··· INFORMATION SUPPLIED

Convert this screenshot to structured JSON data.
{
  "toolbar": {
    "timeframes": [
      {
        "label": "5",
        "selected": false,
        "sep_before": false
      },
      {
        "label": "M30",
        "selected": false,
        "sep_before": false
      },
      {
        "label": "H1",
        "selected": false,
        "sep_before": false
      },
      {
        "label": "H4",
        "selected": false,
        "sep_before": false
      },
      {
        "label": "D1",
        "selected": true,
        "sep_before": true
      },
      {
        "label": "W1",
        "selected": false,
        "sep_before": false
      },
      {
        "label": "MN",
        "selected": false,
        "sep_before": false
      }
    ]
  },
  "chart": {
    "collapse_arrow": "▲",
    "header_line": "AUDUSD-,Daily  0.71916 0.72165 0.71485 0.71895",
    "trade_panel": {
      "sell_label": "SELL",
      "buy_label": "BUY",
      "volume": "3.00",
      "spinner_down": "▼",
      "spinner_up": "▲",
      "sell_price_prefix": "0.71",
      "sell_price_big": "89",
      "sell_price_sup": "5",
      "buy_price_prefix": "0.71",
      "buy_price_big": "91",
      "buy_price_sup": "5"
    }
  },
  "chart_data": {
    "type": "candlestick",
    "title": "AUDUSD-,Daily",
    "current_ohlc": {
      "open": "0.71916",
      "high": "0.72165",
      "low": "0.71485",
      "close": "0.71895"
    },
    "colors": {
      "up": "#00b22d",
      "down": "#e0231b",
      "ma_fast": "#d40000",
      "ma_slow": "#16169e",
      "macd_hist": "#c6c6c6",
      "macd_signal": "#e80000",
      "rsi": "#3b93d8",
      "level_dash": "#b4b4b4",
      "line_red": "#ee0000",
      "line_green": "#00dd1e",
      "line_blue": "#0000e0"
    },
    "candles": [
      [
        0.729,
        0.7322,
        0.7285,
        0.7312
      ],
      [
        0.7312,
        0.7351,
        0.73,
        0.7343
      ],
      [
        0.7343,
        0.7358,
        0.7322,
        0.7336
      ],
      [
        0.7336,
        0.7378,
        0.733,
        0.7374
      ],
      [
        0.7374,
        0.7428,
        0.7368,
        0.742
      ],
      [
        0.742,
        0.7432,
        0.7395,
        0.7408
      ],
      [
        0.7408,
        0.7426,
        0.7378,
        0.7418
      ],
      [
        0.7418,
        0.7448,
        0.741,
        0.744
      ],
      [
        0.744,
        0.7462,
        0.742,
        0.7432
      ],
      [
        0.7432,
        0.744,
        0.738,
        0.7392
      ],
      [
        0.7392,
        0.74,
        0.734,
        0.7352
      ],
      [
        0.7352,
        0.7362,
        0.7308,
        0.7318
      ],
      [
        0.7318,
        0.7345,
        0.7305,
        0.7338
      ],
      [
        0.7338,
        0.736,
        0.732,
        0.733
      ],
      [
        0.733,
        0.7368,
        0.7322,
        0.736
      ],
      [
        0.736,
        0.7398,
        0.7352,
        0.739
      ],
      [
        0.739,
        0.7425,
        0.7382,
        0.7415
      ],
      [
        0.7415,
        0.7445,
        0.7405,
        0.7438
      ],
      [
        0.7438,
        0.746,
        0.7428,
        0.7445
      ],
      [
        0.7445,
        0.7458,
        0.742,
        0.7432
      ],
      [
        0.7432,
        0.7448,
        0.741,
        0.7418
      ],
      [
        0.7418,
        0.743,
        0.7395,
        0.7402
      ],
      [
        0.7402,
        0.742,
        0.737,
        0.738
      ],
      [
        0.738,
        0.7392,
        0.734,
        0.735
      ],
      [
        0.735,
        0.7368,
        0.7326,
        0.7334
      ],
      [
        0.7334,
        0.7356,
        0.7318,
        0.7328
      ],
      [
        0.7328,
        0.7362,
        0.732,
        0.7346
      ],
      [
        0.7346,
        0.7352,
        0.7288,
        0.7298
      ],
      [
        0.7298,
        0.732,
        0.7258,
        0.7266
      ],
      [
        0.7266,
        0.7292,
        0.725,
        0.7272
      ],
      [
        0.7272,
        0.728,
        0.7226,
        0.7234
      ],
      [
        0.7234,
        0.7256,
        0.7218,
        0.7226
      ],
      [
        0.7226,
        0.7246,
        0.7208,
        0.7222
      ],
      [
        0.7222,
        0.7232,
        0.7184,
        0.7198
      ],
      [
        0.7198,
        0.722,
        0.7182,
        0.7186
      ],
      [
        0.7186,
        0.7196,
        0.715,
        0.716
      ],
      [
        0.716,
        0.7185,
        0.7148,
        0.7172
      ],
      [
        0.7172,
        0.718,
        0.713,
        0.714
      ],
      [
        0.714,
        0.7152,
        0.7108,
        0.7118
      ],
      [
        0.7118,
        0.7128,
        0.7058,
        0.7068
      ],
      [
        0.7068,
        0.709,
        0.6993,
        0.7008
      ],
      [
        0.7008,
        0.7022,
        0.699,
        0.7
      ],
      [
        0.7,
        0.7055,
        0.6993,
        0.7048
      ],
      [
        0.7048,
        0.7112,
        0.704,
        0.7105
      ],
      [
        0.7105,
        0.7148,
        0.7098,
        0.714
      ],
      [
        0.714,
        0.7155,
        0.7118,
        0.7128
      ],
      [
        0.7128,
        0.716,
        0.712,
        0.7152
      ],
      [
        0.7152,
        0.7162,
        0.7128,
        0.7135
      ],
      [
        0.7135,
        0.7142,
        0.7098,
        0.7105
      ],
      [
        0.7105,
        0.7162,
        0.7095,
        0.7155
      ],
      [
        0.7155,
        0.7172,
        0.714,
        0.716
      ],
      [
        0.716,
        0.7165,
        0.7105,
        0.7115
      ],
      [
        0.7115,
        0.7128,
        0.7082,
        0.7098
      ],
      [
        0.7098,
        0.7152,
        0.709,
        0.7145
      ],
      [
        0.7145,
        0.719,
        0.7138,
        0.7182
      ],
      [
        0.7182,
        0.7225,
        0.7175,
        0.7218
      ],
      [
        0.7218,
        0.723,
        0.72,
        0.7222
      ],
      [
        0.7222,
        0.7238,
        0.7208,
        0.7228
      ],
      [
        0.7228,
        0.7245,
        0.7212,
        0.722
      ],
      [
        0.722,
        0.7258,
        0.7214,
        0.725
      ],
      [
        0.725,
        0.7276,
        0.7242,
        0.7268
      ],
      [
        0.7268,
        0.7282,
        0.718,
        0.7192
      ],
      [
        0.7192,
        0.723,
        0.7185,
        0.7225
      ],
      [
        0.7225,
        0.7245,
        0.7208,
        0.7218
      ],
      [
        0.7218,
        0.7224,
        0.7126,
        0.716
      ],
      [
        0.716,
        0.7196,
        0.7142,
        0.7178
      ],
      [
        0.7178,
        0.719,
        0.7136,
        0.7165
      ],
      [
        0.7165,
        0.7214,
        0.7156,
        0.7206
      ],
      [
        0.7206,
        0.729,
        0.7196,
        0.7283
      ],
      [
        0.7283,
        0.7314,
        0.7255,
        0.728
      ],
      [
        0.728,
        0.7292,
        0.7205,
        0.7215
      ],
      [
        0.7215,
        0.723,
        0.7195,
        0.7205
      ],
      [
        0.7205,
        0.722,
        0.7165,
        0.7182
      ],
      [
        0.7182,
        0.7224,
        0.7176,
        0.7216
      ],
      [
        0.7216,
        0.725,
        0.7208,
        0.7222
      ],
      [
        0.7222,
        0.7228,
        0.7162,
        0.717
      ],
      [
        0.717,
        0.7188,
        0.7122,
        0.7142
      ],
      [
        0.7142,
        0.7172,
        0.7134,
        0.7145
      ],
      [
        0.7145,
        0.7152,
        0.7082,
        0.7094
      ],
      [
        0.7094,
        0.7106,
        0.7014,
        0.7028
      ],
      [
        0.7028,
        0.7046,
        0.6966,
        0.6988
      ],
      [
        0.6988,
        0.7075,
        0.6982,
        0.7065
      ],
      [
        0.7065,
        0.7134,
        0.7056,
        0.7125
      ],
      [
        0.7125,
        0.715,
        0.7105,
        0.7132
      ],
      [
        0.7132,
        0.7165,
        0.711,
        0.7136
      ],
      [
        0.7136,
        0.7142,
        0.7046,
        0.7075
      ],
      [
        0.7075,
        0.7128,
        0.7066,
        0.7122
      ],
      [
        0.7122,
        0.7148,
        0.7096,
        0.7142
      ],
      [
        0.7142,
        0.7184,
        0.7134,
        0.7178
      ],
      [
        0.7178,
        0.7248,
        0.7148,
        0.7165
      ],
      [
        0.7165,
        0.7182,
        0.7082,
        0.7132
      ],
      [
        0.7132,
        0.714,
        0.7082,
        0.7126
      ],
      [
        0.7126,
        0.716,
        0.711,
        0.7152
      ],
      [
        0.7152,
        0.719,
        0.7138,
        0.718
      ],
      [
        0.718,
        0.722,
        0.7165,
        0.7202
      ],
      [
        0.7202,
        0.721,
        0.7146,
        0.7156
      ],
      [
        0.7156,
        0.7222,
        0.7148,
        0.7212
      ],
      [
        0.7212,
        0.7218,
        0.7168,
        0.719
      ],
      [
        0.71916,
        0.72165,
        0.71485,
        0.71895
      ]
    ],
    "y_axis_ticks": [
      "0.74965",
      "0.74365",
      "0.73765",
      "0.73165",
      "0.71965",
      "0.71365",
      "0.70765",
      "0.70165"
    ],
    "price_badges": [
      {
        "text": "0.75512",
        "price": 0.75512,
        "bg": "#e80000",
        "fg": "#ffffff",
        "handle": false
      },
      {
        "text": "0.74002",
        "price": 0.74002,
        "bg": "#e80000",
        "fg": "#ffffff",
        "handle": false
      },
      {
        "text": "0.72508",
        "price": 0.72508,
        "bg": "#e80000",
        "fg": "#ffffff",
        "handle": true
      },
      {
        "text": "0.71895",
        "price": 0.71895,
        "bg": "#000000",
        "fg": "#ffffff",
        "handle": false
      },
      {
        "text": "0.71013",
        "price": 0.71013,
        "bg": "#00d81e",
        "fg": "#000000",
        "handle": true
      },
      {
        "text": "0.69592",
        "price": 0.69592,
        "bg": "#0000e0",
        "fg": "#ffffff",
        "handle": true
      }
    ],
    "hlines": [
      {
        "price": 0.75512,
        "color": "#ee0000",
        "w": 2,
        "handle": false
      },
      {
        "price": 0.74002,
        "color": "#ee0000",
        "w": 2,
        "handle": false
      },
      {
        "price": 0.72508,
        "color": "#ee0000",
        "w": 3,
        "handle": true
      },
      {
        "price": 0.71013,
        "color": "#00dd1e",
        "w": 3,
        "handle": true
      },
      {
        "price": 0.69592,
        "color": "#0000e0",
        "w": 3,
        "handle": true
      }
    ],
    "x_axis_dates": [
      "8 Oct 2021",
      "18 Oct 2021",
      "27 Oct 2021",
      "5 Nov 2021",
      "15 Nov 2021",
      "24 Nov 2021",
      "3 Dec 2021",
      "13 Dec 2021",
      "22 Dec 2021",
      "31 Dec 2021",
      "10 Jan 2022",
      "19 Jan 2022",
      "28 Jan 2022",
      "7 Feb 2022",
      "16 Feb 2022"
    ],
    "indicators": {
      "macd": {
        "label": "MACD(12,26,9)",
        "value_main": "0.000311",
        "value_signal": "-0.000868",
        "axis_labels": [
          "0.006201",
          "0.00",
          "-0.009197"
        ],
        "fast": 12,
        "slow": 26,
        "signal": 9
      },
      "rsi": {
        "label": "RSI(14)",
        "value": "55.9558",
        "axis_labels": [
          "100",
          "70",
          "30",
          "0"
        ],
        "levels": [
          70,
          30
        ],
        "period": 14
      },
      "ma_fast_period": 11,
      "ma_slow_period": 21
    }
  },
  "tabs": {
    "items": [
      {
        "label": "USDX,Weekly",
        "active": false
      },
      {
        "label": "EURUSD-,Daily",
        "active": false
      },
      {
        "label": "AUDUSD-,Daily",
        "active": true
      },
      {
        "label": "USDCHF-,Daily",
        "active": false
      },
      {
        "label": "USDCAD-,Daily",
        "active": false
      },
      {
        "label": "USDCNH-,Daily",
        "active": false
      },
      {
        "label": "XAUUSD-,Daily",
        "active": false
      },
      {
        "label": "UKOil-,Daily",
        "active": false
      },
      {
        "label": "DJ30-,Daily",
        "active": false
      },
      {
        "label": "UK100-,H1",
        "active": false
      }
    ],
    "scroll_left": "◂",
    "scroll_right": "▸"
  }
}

······

YOUR TASK
Search the data for the word "AUDUSD" and copy each line where it appears.

EXERCISE ANSWER
    "header_line": "AUDUSD-,Daily  0.71916 0.72165 0.71485 0.71895",
    "title": "AUDUSD-,Daily",
        "label": "AUDUSD-,Daily",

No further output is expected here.